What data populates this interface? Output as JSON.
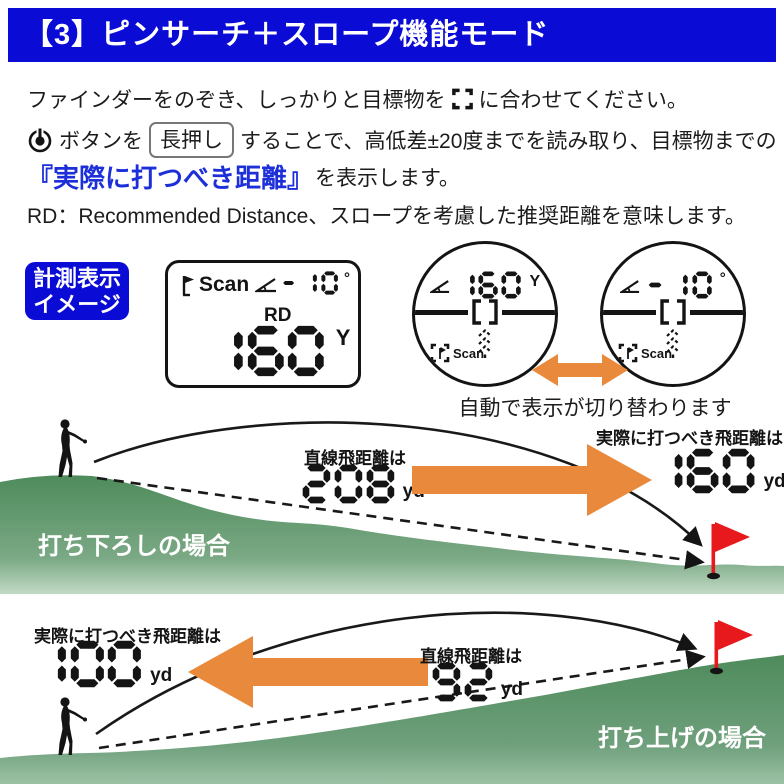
{
  "header": {
    "title": "【3】ピンサーチ＋スロープ機能モード"
  },
  "intro": {
    "line1_pre": "ファインダーをのぞき、しっかりと目標物を",
    "line1_post": "に合わせてください。",
    "line2_pre": "ボタンを",
    "line2_button": "長押し",
    "line2_post": "することで、高低差±20度までを読み取り、目標物までの",
    "line3_blue": "『実際に打つべき距離』",
    "line3_rest": "を表示します。",
    "line4": "RD：Recommended Distance、スロープを考慮した推奨距離を意味します。"
  },
  "badge": {
    "line1": "計測表示",
    "line2": "イメージ"
  },
  "lcd": {
    "scan": "Scan",
    "angle": "-10",
    "degree": "°",
    "rd": "RD",
    "distance": "160",
    "unit": "Y"
  },
  "viewfinders": {
    "left": {
      "value": "160",
      "unit": "Y",
      "scan": "Scan"
    },
    "right": {
      "angle": "-10",
      "degree": "°",
      "scan": "Scan"
    },
    "caption": "自動で表示が切り替わります"
  },
  "downhill": {
    "label": "打ち下ろしの場合",
    "line_label": "直線飛距離は",
    "line_value": "208",
    "line_unit": "yd",
    "actual_label": "実際に打つべき飛距離は",
    "actual_value": "160",
    "actual_unit": "yd"
  },
  "uphill": {
    "label": "打ち上げの場合",
    "actual_label": "実際に打つべき飛距離は",
    "actual_value": "100",
    "actual_unit": "yd",
    "line_label": "直線飛距離は",
    "line_value": "92",
    "line_unit": "yd"
  },
  "icons": {
    "power-icon": "power symbol with center dot",
    "target-bracket-icon": "[ ] aiming brackets",
    "angle-icon": "slope angle with arc",
    "flag-icon": "pin flag",
    "scan-target-icon": "flag inside corner brackets",
    "scan-chevrons-icon": "dashed upward chevrons",
    "swap-arrow-icon": "orange double-headed arrow",
    "flag-pin": "red pin flag on green",
    "golfer": "golfer silhouette"
  },
  "colors": {
    "header_blue": "#0b0bd6",
    "accent_blue": "#1c2fd8",
    "orange": "#e8893b",
    "green_dark": "#4e8b5b",
    "green_light": "#c2dac6",
    "flag_red": "#e8191c",
    "ink": "#141414"
  }
}
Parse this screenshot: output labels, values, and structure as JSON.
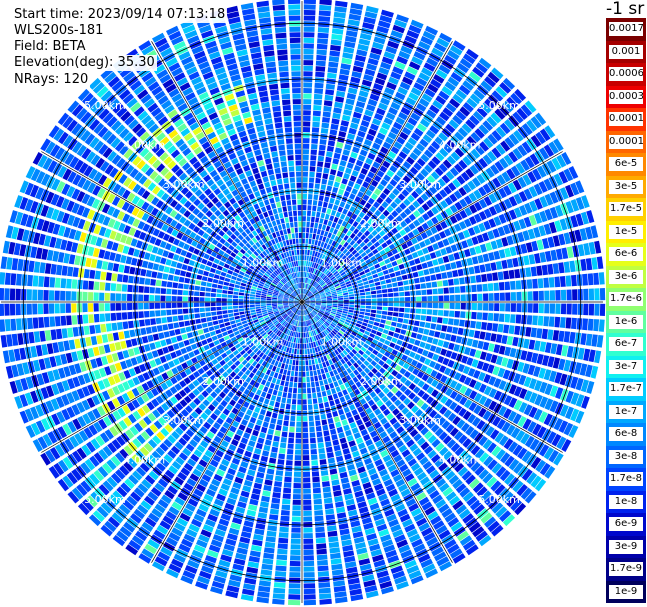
{
  "info": {
    "start_time": "Start time: 2023/09/14 07:13:18",
    "device": "WLS200s-181",
    "field": "Field: BETA",
    "elevation": "Elevation(deg): 35.30",
    "nrays": "NRays: 120"
  },
  "colorbar": {
    "unit": "-1 sr",
    "entries": [
      {
        "label": "0.0017",
        "color": "#7a0000"
      },
      {
        "label": "0.001",
        "color": "#a50000"
      },
      {
        "label": "0.0006",
        "color": "#c80000"
      },
      {
        "label": "0.0003",
        "color": "#ee0000"
      },
      {
        "label": "0.00017",
        "color": "#ff3300"
      },
      {
        "label": "0.0001",
        "color": "#ff6600"
      },
      {
        "label": "6e-5",
        "color": "#ff8800"
      },
      {
        "label": "3e-5",
        "color": "#ffaa00"
      },
      {
        "label": "1.7e-5",
        "color": "#ffd000"
      },
      {
        "label": "1e-5",
        "color": "#ffee00"
      },
      {
        "label": "6e-6",
        "color": "#e6ff1a"
      },
      {
        "label": "3e-6",
        "color": "#c0ff40"
      },
      {
        "label": "1.7e-6",
        "color": "#90ff70"
      },
      {
        "label": "1e-6",
        "color": "#60ffa0"
      },
      {
        "label": "6e-7",
        "color": "#30ffd0"
      },
      {
        "label": "3e-7",
        "color": "#10f0f0"
      },
      {
        "label": "1.7e-7",
        "color": "#00ccff"
      },
      {
        "label": "1e-7",
        "color": "#00a8ff"
      },
      {
        "label": "6e-8",
        "color": "#0088ff"
      },
      {
        "label": "3e-8",
        "color": "#0066ff"
      },
      {
        "label": "1.7e-8",
        "color": "#0044ff"
      },
      {
        "label": "1e-8",
        "color": "#0022ee"
      },
      {
        "label": "6e-9",
        "color": "#0008cc"
      },
      {
        "label": "3e-9",
        "color": "#0000aa"
      },
      {
        "label": "1.7e-9",
        "color": "#000088"
      },
      {
        "label": "1e-9",
        "color": "#00005c"
      }
    ]
  },
  "chart_data": {
    "type": "heatmap",
    "projection": "polar",
    "field": "BETA",
    "rays": 120,
    "range_rings_km": [
      1,
      2,
      3,
      4,
      5
    ],
    "ring_labels": [
      "1.00km",
      "2.00km",
      "3.00km",
      "4.00km",
      "5.00km"
    ],
    "max_range_km": 5.4,
    "azimuth_grid_deg": 30,
    "color_scale": "log",
    "value_range": [
      1e-09,
      0.0017
    ],
    "background_value": 3e-08,
    "enhanced_arc": {
      "range_km": [
        3.2,
        4.1
      ],
      "azimuth_deg": [
        225,
        345
      ],
      "value_range": [
        3e-07,
        1e-05
      ]
    }
  }
}
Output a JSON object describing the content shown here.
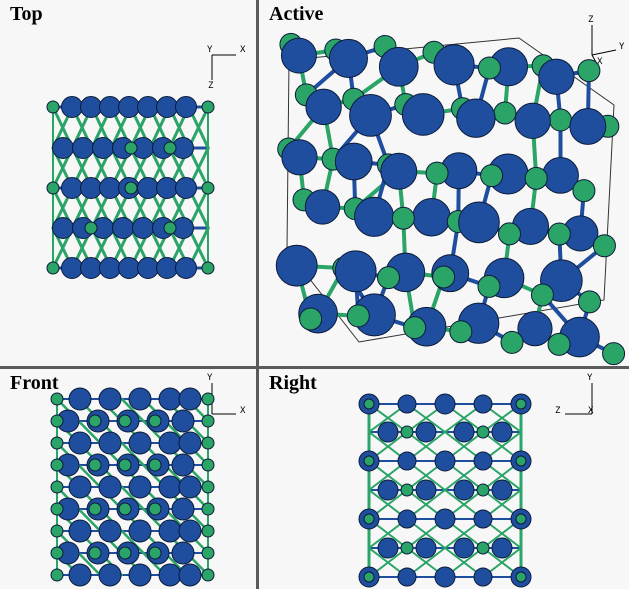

###

What is asked: List each line of the entries that holds the string "JSON".

In response:
What data populates this interface? Output as JSON.
Parse this screenshot: output labels, values, and structure as JSON.
Output a JSON object describing the content shown here.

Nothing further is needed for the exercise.